_Dataset records_
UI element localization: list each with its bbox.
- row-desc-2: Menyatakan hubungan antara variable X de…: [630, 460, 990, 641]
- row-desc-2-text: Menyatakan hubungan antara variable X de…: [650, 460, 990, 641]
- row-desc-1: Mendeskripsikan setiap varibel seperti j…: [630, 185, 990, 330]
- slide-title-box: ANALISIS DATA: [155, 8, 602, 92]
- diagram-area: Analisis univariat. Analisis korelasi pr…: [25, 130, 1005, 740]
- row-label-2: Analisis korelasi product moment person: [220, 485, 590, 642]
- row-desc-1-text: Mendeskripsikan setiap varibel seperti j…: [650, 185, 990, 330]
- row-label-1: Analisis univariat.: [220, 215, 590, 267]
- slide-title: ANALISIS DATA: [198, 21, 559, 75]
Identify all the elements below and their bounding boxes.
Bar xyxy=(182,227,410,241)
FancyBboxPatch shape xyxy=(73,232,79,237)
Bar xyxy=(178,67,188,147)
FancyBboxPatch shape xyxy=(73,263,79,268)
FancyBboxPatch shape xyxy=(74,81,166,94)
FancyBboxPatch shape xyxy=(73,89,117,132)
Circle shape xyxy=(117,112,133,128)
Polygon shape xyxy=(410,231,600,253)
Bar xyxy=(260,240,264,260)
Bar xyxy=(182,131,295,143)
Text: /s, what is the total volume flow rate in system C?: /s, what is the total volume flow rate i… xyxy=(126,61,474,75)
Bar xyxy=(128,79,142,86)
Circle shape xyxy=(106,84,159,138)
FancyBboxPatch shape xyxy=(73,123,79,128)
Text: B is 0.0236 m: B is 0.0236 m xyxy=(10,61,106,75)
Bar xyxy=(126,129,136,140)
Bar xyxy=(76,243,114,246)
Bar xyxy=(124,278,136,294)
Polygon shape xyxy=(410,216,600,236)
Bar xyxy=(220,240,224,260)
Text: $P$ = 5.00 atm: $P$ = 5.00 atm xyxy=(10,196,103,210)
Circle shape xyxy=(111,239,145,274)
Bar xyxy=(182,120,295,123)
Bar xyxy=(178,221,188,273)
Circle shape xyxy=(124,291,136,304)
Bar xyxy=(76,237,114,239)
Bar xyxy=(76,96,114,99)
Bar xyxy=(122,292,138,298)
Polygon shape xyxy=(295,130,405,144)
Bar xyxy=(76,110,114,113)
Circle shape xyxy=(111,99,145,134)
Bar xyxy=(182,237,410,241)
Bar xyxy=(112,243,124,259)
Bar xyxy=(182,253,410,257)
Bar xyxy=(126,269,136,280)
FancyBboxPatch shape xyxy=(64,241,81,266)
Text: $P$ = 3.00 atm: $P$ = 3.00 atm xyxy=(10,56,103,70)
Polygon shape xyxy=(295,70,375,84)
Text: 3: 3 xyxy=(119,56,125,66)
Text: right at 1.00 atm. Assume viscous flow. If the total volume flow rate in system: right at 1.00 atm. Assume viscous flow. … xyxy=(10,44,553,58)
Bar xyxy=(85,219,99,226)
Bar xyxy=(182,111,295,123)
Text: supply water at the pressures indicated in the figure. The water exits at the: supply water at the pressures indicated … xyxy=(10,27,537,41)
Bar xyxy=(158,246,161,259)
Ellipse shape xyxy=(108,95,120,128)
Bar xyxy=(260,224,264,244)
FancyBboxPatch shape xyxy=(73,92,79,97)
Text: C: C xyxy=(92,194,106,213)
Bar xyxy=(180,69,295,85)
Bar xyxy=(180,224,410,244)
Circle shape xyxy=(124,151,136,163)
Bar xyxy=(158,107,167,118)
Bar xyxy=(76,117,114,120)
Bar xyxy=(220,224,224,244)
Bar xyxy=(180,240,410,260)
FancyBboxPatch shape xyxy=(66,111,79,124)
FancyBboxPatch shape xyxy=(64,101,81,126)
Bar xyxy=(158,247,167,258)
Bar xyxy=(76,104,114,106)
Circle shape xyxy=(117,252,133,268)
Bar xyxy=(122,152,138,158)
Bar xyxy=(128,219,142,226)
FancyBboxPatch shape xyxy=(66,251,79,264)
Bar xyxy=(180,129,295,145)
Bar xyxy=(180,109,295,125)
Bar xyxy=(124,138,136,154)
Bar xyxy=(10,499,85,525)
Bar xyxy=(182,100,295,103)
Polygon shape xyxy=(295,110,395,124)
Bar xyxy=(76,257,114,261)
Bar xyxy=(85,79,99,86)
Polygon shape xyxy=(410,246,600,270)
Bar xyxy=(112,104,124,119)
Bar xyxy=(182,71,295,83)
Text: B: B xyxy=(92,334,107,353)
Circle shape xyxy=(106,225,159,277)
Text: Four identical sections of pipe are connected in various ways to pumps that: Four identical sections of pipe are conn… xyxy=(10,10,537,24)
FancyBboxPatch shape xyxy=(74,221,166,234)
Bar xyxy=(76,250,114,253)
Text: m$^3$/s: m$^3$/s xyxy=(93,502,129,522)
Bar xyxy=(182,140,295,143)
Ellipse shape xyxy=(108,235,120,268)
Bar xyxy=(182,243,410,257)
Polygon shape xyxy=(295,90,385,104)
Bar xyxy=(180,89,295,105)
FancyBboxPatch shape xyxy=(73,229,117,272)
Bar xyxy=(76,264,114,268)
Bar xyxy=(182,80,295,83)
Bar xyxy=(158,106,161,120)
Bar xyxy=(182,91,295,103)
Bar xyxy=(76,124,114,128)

_What you will do_
Output every line of the records above as a JSON list of strings, one string per line, leaving out blank lines.

_Exercise output_
[
  "UI element localization: list each with its bbox.",
  "- row-desc-2: Menyatakan hubungan antara variable X de…: [630, 460, 990, 641]",
  "- row-desc-2-text: Menyatakan hubungan antara variable X de…: [650, 460, 990, 641]",
  "- row-desc-1: Mendeskripsikan setiap varibel seperti j…: [630, 185, 990, 330]",
  "- slide-title-box: ANALISIS DATA: [155, 8, 602, 92]",
  "- diagram-area: Analisis univariat. Analisis korelasi pr…: [25, 130, 1005, 740]",
  "- row-label-2: Analisis korelasi product moment person: [220, 485, 590, 642]",
  "- row-desc-1-text: Mendeskripsikan setiap varibel seperti j…: [650, 185, 990, 330]",
  "- row-label-1: Analisis univariat.: [220, 215, 590, 267]",
  "- slide-title: ANALISIS DATA: [198, 21, 559, 75]",
  "Identify all the elements below and their bounding boxes.",
  "Bar xyxy=(182,227,410,241)",
  "FancyBboxPatch shape xyxy=(73,232,79,237)",
  "Bar xyxy=(178,67,188,147)",
  "FancyBboxPatch shape xyxy=(73,263,79,268)",
  "FancyBboxPatch shape xyxy=(74,81,166,94)",
  "FancyBboxPatch shape xyxy=(73,89,117,132)",
  "Circle shape xyxy=(117,112,133,128)",
  "Polygon shape xyxy=(410,231,600,253)",
  "Bar xyxy=(260,240,264,260)",
  "Bar xyxy=(182,131,295,143)",
  "Text: /s, what is the total volume flow rate in system C?: /s, what is the total volume flow rate i… xyxy=(126,61,474,75)",
  "Bar xyxy=(128,79,142,86)",
  "Circle shape xyxy=(106,84,159,138)",
  "FancyBboxPatch shape xyxy=(73,123,79,128)",
  "Text: B is 0.0236 m: B is 0.0236 m xyxy=(10,61,106,75)",
  "Bar xyxy=(126,129,136,140)",
  "Bar xyxy=(76,243,114,246)",
  "Bar xyxy=(124,278,136,294)",
  "Polygon shape xyxy=(410,216,600,236)",
  "Bar xyxy=(220,240,224,260)",
  "Text: $P$ = 5.00 atm: $P$ = 5.00 atm xyxy=(10,196,103,210)",
  "Circle shape xyxy=(111,239,145,274)",
  "Bar xyxy=(182,120,295,123)",
  "Bar xyxy=(178,221,188,273)",
  "Circle shape xyxy=(124,291,136,304)",
  "Bar xyxy=(76,237,114,239)",
  "Bar xyxy=(76,96,114,99)",
  "Bar xyxy=(122,292,138,298)",
  "Polygon shape xyxy=(295,130,405,144)",
  "Bar xyxy=(76,110,114,113)",
  "Circle shape xyxy=(111,99,145,134)",
  "Bar xyxy=(182,237,410,241)",
  "Bar xyxy=(112,243,124,259)",
  "Bar xyxy=(182,253,410,257)",
  "Bar xyxy=(126,269,136,280)",
  "FancyBboxPatch shape xyxy=(64,241,81,266)",
  "Text: $P$ = 3.00 atm: $P$ = 3.00 atm xyxy=(10,56,103,70)",
  "Polygon shape xyxy=(295,70,375,84)",
  "Text: 3: 3 xyxy=(119,56,125,66)",
  "Text: right at 1.00 atm. Assume viscous flow. If the total volume flow rate in system: right at 1.00 atm. Assume viscous flow. … xyxy=(10,44,553,58)",
  "Bar xyxy=(85,219,99,226)",
  "Bar xyxy=(182,111,295,123)",
  "Text: supply water at the pressures indicated in the figure. The water exits at the: supply water at the pressures indicated … xyxy=(10,27,537,41)",
  "Bar xyxy=(158,246,161,259)",
  "Ellipse shape xyxy=(108,95,120,128)",
  "Bar xyxy=(260,224,264,244)",
  "FancyBboxPatch shape xyxy=(73,92,79,97)",
  "Text: C: C xyxy=(92,194,106,213)",
  "Bar xyxy=(180,69,295,85)",
  "Bar xyxy=(180,224,410,244)",
  "Circle shape xyxy=(124,151,136,163)",
  "Bar xyxy=(158,107,167,118)",
  "Bar xyxy=(76,117,114,120)",
  "Bar xyxy=(220,224,224,244)",
  "Bar xyxy=(180,240,410,260)",
  "FancyBboxPatch shape xyxy=(66,111,79,124)",
  "FancyBboxPatch shape xyxy=(64,101,81,126)",
  "Bar xyxy=(158,247,167,258)",
  "Bar xyxy=(76,104,114,106)",
  "Circle shape xyxy=(117,252,133,268)",
  "Bar xyxy=(122,152,138,158)",
  "Bar xyxy=(128,219,142,226)",
  "FancyBboxPatch shape xyxy=(66,251,79,264)",
  "Bar xyxy=(180,129,295,145)",
  "Bar xyxy=(180,109,295,125)",
  "Bar xyxy=(124,138,136,154)",
  "Bar xyxy=(10,499,85,525)",
  "Bar xyxy=(182,100,295,103)",
  "Polygon shape xyxy=(295,110,395,124)",
  "Bar xyxy=(76,257,114,261)",
  "Bar xyxy=(85,79,99,86)",
  "Polygon shape xyxy=(410,246,600,270)",
  "Bar xyxy=(112,104,124,119)",
  "Bar xyxy=(182,71,295,83)",
  "Text: B: B xyxy=(92,334,107,353)",
  "Circle shape xyxy=(106,225,159,277)",
  "Text: Four identical sections of pipe are connected in various ways to pumps that: Four identical sections of pipe are conn… xyxy=(10,10,537,24)",
  "FancyBboxPatch shape xyxy=(74,221,166,234)",
  "Bar xyxy=(76,250,114,253)",
  "Text: m$^3$/s: m$^3$/s xyxy=(93,502,129,522)",
  "Bar xyxy=(182,140,295,143)",
  "Ellipse shape xyxy=(108,235,120,268)",
  "Bar xyxy=(182,243,410,257)",
  "Polygon shape xyxy=(295,90,385,104)",
  "Bar xyxy=(180,89,295,105)",
  "FancyBboxPatch shape xyxy=(73,229,117,272)",
  "Bar xyxy=(76,264,114,268)",
  "Bar xyxy=(182,80,295,83)",
  "Bar xyxy=(158,106,161,120)",
  "Bar xyxy=(182,91,295,103)",
  "Bar xyxy=(76,124,114,128)"
]